## About this task
Print back every record below, exactly as it stands.

## Data for the task
--- --- ---

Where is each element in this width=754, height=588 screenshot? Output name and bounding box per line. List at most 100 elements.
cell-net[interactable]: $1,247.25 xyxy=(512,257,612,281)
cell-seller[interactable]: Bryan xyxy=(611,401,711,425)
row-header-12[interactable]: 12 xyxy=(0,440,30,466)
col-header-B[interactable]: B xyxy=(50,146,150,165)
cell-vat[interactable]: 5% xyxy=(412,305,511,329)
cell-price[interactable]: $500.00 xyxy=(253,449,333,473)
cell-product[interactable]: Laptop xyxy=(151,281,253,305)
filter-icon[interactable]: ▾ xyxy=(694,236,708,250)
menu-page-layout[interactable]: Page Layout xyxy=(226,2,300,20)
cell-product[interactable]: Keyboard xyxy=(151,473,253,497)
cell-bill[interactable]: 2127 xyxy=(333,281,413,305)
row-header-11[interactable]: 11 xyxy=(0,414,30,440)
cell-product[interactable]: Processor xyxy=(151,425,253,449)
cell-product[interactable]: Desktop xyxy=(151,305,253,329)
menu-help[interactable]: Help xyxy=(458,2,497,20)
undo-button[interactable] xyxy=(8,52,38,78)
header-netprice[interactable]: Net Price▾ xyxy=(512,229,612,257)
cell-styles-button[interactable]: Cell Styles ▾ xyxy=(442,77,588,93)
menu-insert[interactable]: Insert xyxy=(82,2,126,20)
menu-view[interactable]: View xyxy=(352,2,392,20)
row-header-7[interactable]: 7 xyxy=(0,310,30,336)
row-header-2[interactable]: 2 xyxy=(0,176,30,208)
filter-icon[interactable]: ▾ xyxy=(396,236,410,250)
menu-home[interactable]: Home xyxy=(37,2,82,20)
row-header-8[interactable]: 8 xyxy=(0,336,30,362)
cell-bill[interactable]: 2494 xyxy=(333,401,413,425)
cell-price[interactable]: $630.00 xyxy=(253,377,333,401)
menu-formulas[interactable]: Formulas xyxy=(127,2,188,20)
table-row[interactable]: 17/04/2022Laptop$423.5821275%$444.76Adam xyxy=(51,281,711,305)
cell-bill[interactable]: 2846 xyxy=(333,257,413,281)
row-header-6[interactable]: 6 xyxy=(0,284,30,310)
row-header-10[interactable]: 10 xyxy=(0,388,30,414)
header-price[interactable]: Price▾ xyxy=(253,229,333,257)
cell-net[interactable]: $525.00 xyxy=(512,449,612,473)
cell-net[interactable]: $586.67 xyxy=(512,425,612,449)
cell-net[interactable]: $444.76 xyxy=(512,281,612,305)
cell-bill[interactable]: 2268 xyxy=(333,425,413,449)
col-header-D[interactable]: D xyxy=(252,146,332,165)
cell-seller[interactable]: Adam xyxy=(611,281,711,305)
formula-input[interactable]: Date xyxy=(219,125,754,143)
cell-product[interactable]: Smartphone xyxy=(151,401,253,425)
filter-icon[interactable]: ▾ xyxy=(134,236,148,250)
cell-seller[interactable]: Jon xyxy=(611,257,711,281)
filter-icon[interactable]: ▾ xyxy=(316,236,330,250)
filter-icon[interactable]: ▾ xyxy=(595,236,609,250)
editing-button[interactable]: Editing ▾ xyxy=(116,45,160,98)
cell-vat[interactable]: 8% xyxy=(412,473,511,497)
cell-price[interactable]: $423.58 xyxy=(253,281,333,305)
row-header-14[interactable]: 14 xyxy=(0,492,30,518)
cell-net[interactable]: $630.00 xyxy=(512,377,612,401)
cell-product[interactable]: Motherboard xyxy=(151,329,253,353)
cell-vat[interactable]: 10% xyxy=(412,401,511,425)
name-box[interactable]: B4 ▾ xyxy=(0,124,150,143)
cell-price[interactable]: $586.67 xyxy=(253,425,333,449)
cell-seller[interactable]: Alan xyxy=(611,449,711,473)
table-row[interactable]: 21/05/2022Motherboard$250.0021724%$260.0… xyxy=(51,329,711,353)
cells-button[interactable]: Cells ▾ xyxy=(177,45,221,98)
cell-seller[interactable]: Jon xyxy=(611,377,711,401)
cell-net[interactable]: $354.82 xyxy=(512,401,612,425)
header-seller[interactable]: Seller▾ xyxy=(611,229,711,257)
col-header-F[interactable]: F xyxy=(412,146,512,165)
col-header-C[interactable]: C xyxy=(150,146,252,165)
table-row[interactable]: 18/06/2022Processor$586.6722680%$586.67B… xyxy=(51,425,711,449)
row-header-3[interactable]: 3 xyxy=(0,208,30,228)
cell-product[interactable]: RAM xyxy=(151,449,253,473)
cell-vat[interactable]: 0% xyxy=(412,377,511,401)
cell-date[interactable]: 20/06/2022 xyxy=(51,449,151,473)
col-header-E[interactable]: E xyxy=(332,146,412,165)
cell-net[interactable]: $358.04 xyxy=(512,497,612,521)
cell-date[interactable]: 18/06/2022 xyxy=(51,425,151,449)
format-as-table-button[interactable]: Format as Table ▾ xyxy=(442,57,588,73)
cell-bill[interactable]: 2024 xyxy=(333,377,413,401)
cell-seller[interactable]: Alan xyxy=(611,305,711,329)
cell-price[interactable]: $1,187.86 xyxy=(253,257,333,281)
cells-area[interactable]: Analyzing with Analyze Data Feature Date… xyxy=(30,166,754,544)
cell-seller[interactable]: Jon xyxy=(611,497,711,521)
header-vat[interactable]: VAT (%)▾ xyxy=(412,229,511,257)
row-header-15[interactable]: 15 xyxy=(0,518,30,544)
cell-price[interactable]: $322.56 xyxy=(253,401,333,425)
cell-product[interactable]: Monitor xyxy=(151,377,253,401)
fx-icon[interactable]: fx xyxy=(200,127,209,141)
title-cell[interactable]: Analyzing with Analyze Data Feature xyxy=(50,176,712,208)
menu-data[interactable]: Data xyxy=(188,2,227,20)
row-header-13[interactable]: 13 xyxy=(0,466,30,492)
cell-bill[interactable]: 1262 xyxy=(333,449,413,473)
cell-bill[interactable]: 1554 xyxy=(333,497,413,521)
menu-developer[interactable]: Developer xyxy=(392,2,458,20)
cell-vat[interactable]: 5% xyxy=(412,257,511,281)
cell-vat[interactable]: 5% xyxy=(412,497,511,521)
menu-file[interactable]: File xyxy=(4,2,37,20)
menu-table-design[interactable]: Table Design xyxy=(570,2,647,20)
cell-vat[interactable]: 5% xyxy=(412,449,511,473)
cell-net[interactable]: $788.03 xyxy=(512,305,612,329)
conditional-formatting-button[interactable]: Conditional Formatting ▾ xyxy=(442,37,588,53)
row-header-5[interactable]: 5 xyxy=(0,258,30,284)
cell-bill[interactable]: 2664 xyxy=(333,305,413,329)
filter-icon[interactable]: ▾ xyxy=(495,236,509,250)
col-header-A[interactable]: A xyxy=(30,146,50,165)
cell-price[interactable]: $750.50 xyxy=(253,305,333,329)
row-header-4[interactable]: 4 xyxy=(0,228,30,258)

--- --- ---

## Expected output
Where is each element in this width=754, height=588 screenshot? Output name and bounding box per line. List at most 100 elements.
cell-net[interactable]: $1,247.25 xyxy=(512,257,612,281)
cell-seller[interactable]: Bryan xyxy=(611,401,711,425)
row-header-12[interactable]: 12 xyxy=(0,440,30,466)
col-header-B[interactable]: B xyxy=(50,146,150,165)
cell-vat[interactable]: 5% xyxy=(412,305,511,329)
cell-price[interactable]: $500.00 xyxy=(253,449,333,473)
cell-product[interactable]: Laptop xyxy=(151,281,253,305)
filter-icon[interactable]: ▾ xyxy=(694,236,708,250)
menu-page-layout[interactable]: Page Layout xyxy=(226,2,300,20)
cell-product[interactable]: Keyboard xyxy=(151,473,253,497)
cell-bill[interactable]: 2127 xyxy=(333,281,413,305)
row-header-11[interactable]: 11 xyxy=(0,414,30,440)
cell-product[interactable]: Processor xyxy=(151,425,253,449)
cell-product[interactable]: Desktop xyxy=(151,305,253,329)
menu-help[interactable]: Help xyxy=(458,2,497,20)
undo-button[interactable] xyxy=(8,52,38,78)
header-netprice[interactable]: Net Price▾ xyxy=(512,229,612,257)
cell-styles-button[interactable]: Cell Styles ▾ xyxy=(442,77,588,93)
menu-insert[interactable]: Insert xyxy=(82,2,126,20)
menu-view[interactable]: View xyxy=(352,2,392,20)
row-header-7[interactable]: 7 xyxy=(0,310,30,336)
row-header-2[interactable]: 2 xyxy=(0,176,30,208)
filter-icon[interactable]: ▾ xyxy=(396,236,410,250)
menu-home[interactable]: Home xyxy=(37,2,82,20)
row-header-8[interactable]: 8 xyxy=(0,336,30,362)
cell-bill[interactable]: 2494 xyxy=(333,401,413,425)
cell-price[interactable]: $630.00 xyxy=(253,377,333,401)
menu-formulas[interactable]: Formulas xyxy=(127,2,188,20)
table-row[interactable]: 17/04/2022Laptop$423.5821275%$444.76Adam xyxy=(51,281,711,305)
cell-bill[interactable]: 2846 xyxy=(333,257,413,281)
row-header-6[interactable]: 6 xyxy=(0,284,30,310)
row-header-10[interactable]: 10 xyxy=(0,388,30,414)
header-price[interactable]: Price▾ xyxy=(253,229,333,257)
cell-net[interactable]: $525.00 xyxy=(512,449,612,473)
cell-net[interactable]: $586.67 xyxy=(512,425,612,449)
cell-net[interactable]: $444.76 xyxy=(512,281,612,305)
cell-bill[interactable]: 2268 xyxy=(333,425,413,449)
col-header-D[interactable]: D xyxy=(252,146,332,165)
cell-seller[interactable]: Adam xyxy=(611,281,711,305)
formula-input[interactable]: Date xyxy=(219,125,754,143)
cell-product[interactable]: Smartphone xyxy=(151,401,253,425)
filter-icon[interactable]: ▾ xyxy=(134,236,148,250)
cell-seller[interactable]: Jon xyxy=(611,257,711,281)
filter-icon[interactable]: ▾ xyxy=(316,236,330,250)
filter-icon[interactable]: ▾ xyxy=(595,236,609,250)
editing-button[interactable]: Editing ▾ xyxy=(116,45,160,98)
cell-vat[interactable]: 8% xyxy=(412,473,511,497)
cell-price[interactable]: $423.58 xyxy=(253,281,333,305)
row-header-14[interactable]: 14 xyxy=(0,492,30,518)
cell-net[interactable]: $630.00 xyxy=(512,377,612,401)
cell-product[interactable]: Motherboard xyxy=(151,329,253,353)
cell-vat[interactable]: 10% xyxy=(412,401,511,425)
name-box[interactable]: B4 ▾ xyxy=(0,124,150,143)
cell-price[interactable]: $586.67 xyxy=(253,425,333,449)
cell-seller[interactable]: Alan xyxy=(611,449,711,473)
table-row[interactable]: 21/05/2022Motherboard$250.0021724%$260.0… xyxy=(51,329,711,353)
cells-button[interactable]: Cells ▾ xyxy=(177,45,221,98)
cell-seller[interactable]: Jon xyxy=(611,377,711,401)
cell-net[interactable]: $354.82 xyxy=(512,401,612,425)
header-seller[interactable]: Seller▾ xyxy=(611,229,711,257)
col-header-F[interactable]: F xyxy=(412,146,512,165)
col-header-C[interactable]: C xyxy=(150,146,252,165)
table-row[interactable]: 18/06/2022Processor$586.6722680%$586.67B… xyxy=(51,425,711,449)
row-header-3[interactable]: 3 xyxy=(0,208,30,228)
cell-product[interactable]: RAM xyxy=(151,449,253,473)
cell-vat[interactable]: 0% xyxy=(412,377,511,401)
cell-date[interactable]: 20/06/2022 xyxy=(51,449,151,473)
col-header-E[interactable]: E xyxy=(332,146,412,165)
cell-net[interactable]: $358.04 xyxy=(512,497,612,521)
cell-date[interactable]: 18/06/2022 xyxy=(51,425,151,449)
format-as-table-button[interactable]: Format as Table ▾ xyxy=(442,57,588,73)
cell-bill[interactable]: 2024 xyxy=(333,377,413,401)
cell-seller[interactable]: Alan xyxy=(611,305,711,329)
cell-price[interactable]: $1,187.86 xyxy=(253,257,333,281)
cells-area[interactable]: Analyzing with Analyze Data Feature Date… xyxy=(30,166,754,544)
cell-seller[interactable]: Jon xyxy=(611,497,711,521)
header-vat[interactable]: VAT (%)▾ xyxy=(412,229,511,257)
row-header-15[interactable]: 15 xyxy=(0,518,30,544)
cell-price[interactable]: $322.56 xyxy=(253,401,333,425)
cell-product[interactable]: Monitor xyxy=(151,377,253,401)
fx-icon[interactable]: fx xyxy=(200,127,209,141)
title-cell[interactable]: Analyzing with Analyze Data Feature xyxy=(50,176,712,208)
menu-data[interactable]: Data xyxy=(188,2,227,20)
row-header-13[interactable]: 13 xyxy=(0,466,30,492)
cell-bill[interactable]: 1262 xyxy=(333,449,413,473)
cell-bill[interactable]: 1554 xyxy=(333,497,413,521)
menu-developer[interactable]: Developer xyxy=(392,2,458,20)
cell-vat[interactable]: 5% xyxy=(412,257,511,281)
cell-vat[interactable]: 5% xyxy=(412,497,511,521)
menu-file[interactable]: File xyxy=(4,2,37,20)
menu-table-design[interactable]: Table Design xyxy=(570,2,647,20)
cell-vat[interactable]: 5% xyxy=(412,449,511,473)
cell-net[interactable]: $788.03 xyxy=(512,305,612,329)
conditional-formatting-button[interactable]: Conditional Formatting ▾ xyxy=(442,37,588,53)
row-header-5[interactable]: 5 xyxy=(0,258,30,284)
cell-bill[interactable]: 2664 xyxy=(333,305,413,329)
filter-icon[interactable]: ▾ xyxy=(495,236,509,250)
col-header-A[interactable]: A xyxy=(30,146,50,165)
cell-price[interactable]: $750.50 xyxy=(253,305,333,329)
row-header-4[interactable]: 4 xyxy=(0,228,30,258)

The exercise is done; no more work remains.